## Directions for this task
Copy out every line in the entries below that includes "value".

## BEGIN Input for this task

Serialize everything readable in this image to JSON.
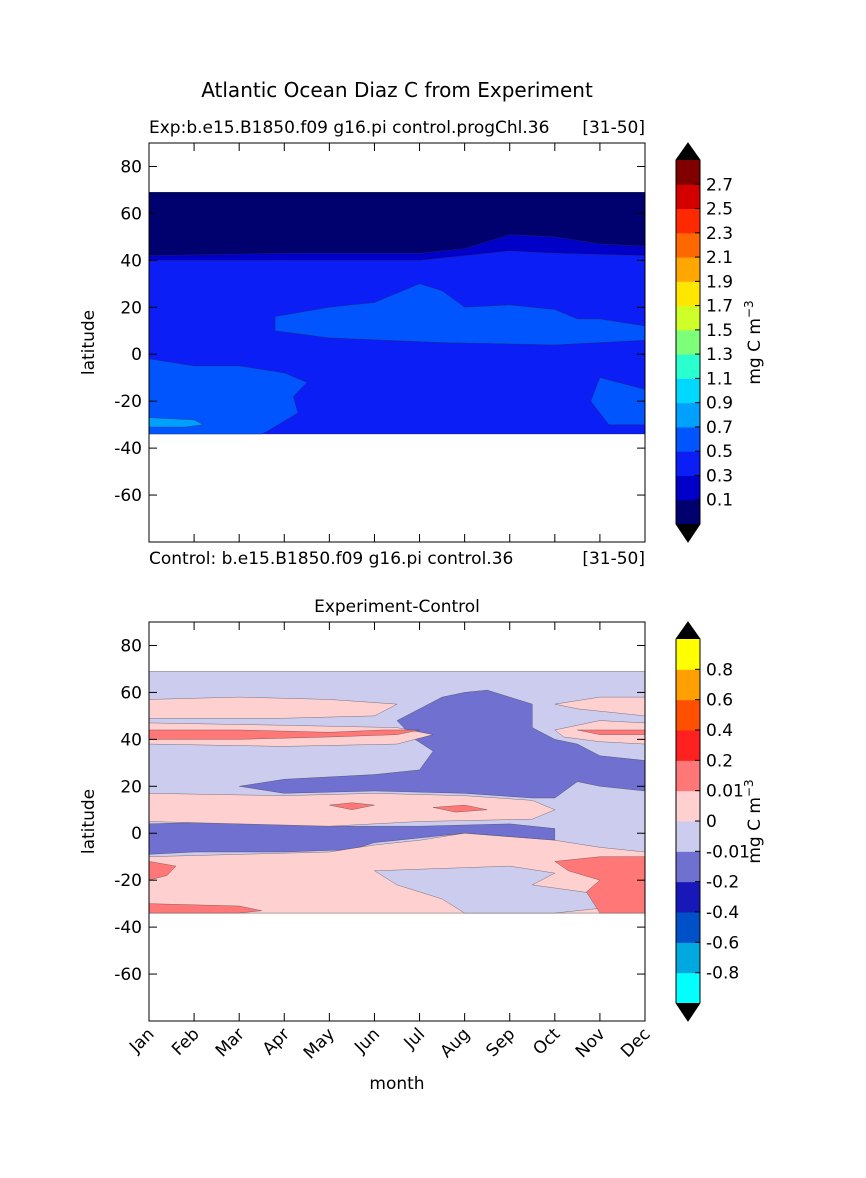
{
  "title": "Atlantic Ocean Diaz C from Experiment",
  "chart_data": [
    {
      "type": "contour",
      "title_left": "Exp:b.e15.B1850.f09 g16.pi control.progChl.36",
      "title_right": "[31-50]",
      "ylabel": "latitude",
      "xlim": [
        0,
        11
      ],
      "xticks": [
        0,
        1,
        2,
        3,
        4,
        5,
        6,
        7,
        8,
        9,
        10,
        11
      ],
      "ylim": [
        -80,
        90
      ],
      "yticks": [
        -60,
        -40,
        -20,
        0,
        20,
        40,
        60,
        80
      ],
      "colorbar": {
        "label": "mg C m",
        "label_sup": "−3",
        "levels": [
          0.1,
          0.3,
          0.5,
          0.7,
          0.9,
          1.1,
          1.3,
          1.5,
          1.7,
          1.9,
          2.1,
          2.3,
          2.5,
          2.7
        ],
        "colors": [
          "#00006e",
          "#0000c8",
          "#0a1ef5",
          "#0055ff",
          "#00a0ff",
          "#00d8ff",
          "#2affcf",
          "#7dff7a",
          "#ceff29",
          "#ffe600",
          "#ffa700",
          "#ff6800",
          "#ff2900",
          "#d40000",
          "#800000"
        ],
        "extend_color": "#000000"
      },
      "regions": [
        {
          "color": "#0a1ef5",
          "x": [
            0,
            11,
            11,
            0
          ],
          "y": [
            69,
            69,
            -34,
            -34
          ]
        },
        {
          "color": "#0000c8",
          "x": [
            0,
            3,
            6,
            7,
            8,
            9,
            10,
            11,
            11,
            9,
            8,
            6,
            3,
            0
          ],
          "y": [
            44,
            44,
            44,
            47,
            55,
            54,
            50,
            48,
            42,
            43,
            44,
            40,
            40,
            40
          ]
        },
        {
          "color": "#00006e",
          "x": [
            0,
            11,
            11,
            10,
            9,
            8,
            7,
            6,
            3,
            0
          ],
          "y": [
            69,
            69,
            46,
            47,
            50,
            51,
            45,
            43,
            43,
            42
          ]
        },
        {
          "color": "#0055ff",
          "x": [
            2.8,
            4,
            5,
            5.5,
            6,
            6.5,
            7,
            8,
            9,
            9.5,
            10,
            11,
            11,
            9,
            6.5,
            4,
            2.8
          ],
          "y": [
            16,
            20,
            22,
            26,
            30,
            27,
            20,
            21,
            19,
            15,
            15,
            12,
            6,
            4,
            5,
            7,
            10
          ]
        },
        {
          "color": "#0055ff",
          "x": [
            0,
            1,
            2,
            3,
            3.5,
            3.2,
            3.3,
            2.6,
            2.5,
            0
          ],
          "y": [
            -2,
            -5,
            -5,
            -8,
            -12,
            -18,
            -25,
            -33,
            -34,
            -34
          ]
        },
        {
          "color": "#0055ff",
          "x": [
            10,
            11,
            11,
            10.2,
            9.8
          ],
          "y": [
            -10,
            -15,
            -30,
            -30,
            -20
          ]
        },
        {
          "color": "#00a0ff",
          "x": [
            0,
            1,
            1.2,
            0.8,
            0
          ],
          "y": [
            -27,
            -28,
            -30,
            -31,
            -31
          ]
        }
      ]
    },
    {
      "type": "contour",
      "title": "Experiment-Control",
      "title_left": "Control: b.e15.B1850.f09 g16.pi control.36",
      "title_right": "[31-50]",
      "ylabel": "latitude",
      "xlabel": "month",
      "xlim": [
        0,
        11
      ],
      "xticks": [
        {
          "value": 0,
          "label": "Jan"
        },
        {
          "value": 1,
          "label": "Feb"
        },
        {
          "value": 2,
          "label": "Mar"
        },
        {
          "value": 3,
          "label": "Apr"
        },
        {
          "value": 4,
          "label": "May"
        },
        {
          "value": 5,
          "label": "Jun"
        },
        {
          "value": 6,
          "label": "Jul"
        },
        {
          "value": 7,
          "label": "Aug"
        },
        {
          "value": 8,
          "label": "Sep"
        },
        {
          "value": 9,
          "label": "Oct"
        },
        {
          "value": 10,
          "label": "Nov"
        },
        {
          "value": 11,
          "label": "Dec"
        }
      ],
      "ylim": [
        -80,
        90
      ],
      "yticks": [
        -60,
        -40,
        -20,
        0,
        20,
        40,
        60,
        80
      ],
      "colorbar": {
        "label": "mg C m",
        "label_sup": "−3",
        "levels": [
          -0.8,
          -0.6,
          -0.4,
          -0.2,
          -0.01,
          0,
          0.01,
          0.2,
          0.4,
          0.6,
          0.8
        ],
        "colors": [
          "#00ffff",
          "#00a8e0",
          "#0050c8",
          "#1818b8",
          "#7070d0",
          "#ccccee",
          "#ffd0d0",
          "#ff7777",
          "#ff2020",
          "#ff5000",
          "#ffa000",
          "#ffff00"
        ],
        "extend_color": "#000000"
      },
      "regions": [
        {
          "color": "#ccccee",
          "x": [
            0,
            11,
            11,
            0
          ],
          "y": [
            69,
            69,
            -34,
            -34
          ]
        },
        {
          "color": "#7070d0",
          "x": [
            2,
            3,
            5,
            6,
            6.3,
            5.9,
            5.5,
            6,
            6.5,
            7,
            7.5,
            8,
            8.5,
            8.5,
            9,
            9.5,
            10,
            11,
            11,
            10,
            9.5,
            9,
            8.5,
            7,
            5,
            3
          ],
          "y": [
            20,
            23,
            25,
            27,
            35,
            40,
            48,
            53,
            58,
            60,
            61,
            58,
            55,
            45,
            40,
            38,
            33,
            31,
            18,
            20,
            22,
            15,
            15,
            17,
            18,
            17
          ]
        },
        {
          "color": "#7070d0",
          "x": [
            0,
            2,
            4,
            6,
            8,
            9,
            9,
            7,
            5,
            4.5,
            3,
            1,
            0
          ],
          "y": [
            4,
            5,
            3,
            3,
            4,
            2,
            -3,
            0,
            -4,
            -7,
            -8,
            -8,
            -9
          ]
        },
        {
          "color": "#ffd0d0",
          "x": [
            0,
            2,
            4,
            5.5,
            5,
            3,
            0
          ],
          "y": [
            57,
            58,
            57,
            55,
            50,
            49,
            49
          ]
        },
        {
          "color": "#ffd0d0",
          "x": [
            0,
            3,
            5.5,
            6.3,
            5.5,
            3,
            0
          ],
          "y": [
            47,
            46,
            45,
            42,
            38,
            37,
            38
          ]
        },
        {
          "color": "#ffd0d0",
          "x": [
            0,
            3,
            5,
            7,
            8.5,
            9,
            8.5,
            6,
            4,
            2,
            0
          ],
          "y": [
            17,
            16,
            17,
            16,
            14,
            10,
            6,
            5,
            3,
            4,
            5
          ]
        },
        {
          "color": "#ffd0d0",
          "x": [
            0,
            2,
            4,
            5,
            6,
            7,
            9,
            10,
            11,
            11,
            0
          ],
          "y": [
            -10,
            -9,
            -8,
            -5,
            -3,
            0,
            -3,
            -6,
            -8,
            -34,
            -34
          ]
        },
        {
          "color": "#ccccee",
          "x": [
            5,
            6.5,
            8,
            9,
            8.5,
            10,
            10,
            9,
            7,
            6.5,
            5.5
          ],
          "y": [
            -16,
            -15,
            -14,
            -17,
            -22,
            -26,
            -32,
            -34,
            -34,
            -28,
            -22
          ]
        },
        {
          "color": "#ffd0d0",
          "x": [
            9,
            10,
            11,
            11,
            10,
            9.5
          ],
          "y": [
            55,
            58,
            58,
            50,
            52,
            53
          ]
        },
        {
          "color": "#ffd0d0",
          "x": [
            9,
            10,
            11,
            11,
            10,
            9.2
          ],
          "y": [
            44,
            48,
            47,
            38,
            39,
            41
          ]
        },
        {
          "color": "#ff7777",
          "x": [
            0,
            2,
            4,
            5.2,
            6,
            5.5,
            4,
            2,
            0
          ],
          "y": [
            44,
            44,
            43,
            44,
            44,
            42,
            41,
            40,
            40
          ]
        },
        {
          "color": "#ff7777",
          "x": [
            9.5,
            10.5,
            11,
            11,
            10
          ],
          "y": [
            44,
            44,
            44,
            42,
            42
          ]
        },
        {
          "color": "#ff7777",
          "x": [
            0,
            0.6,
            0.4,
            0
          ],
          "y": [
            -12,
            -14,
            -18,
            -20
          ]
        },
        {
          "color": "#ff7777",
          "x": [
            0,
            2,
            2.5,
            2,
            0
          ],
          "y": [
            -30,
            -31,
            -33,
            -34,
            -34
          ]
        },
        {
          "color": "#ff7777",
          "x": [
            9,
            10,
            11,
            11,
            10,
            9.7,
            10,
            9.3
          ],
          "y": [
            -12,
            -10,
            -10,
            -34,
            -34,
            -25,
            -20,
            -16
          ]
        },
        {
          "color": "#ff7777",
          "x": [
            4,
            4.5,
            5,
            4.5
          ],
          "y": [
            12,
            13,
            12,
            10
          ]
        },
        {
          "color": "#ff7777",
          "x": [
            6.3,
            7,
            7.5,
            6.8
          ],
          "y": [
            11,
            12,
            10,
            9
          ]
        }
      ]
    }
  ]
}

## END Input for this task

## Solution to this task
          "value": 0,
          "value": 1,
          "value": 2,
          "value": 3,
          "value": 4,
          "value": 5,
          "value": 6,
          "value": 7,
          "value": 8,
          "value": 9,
          "value": 10,
          "value": 11,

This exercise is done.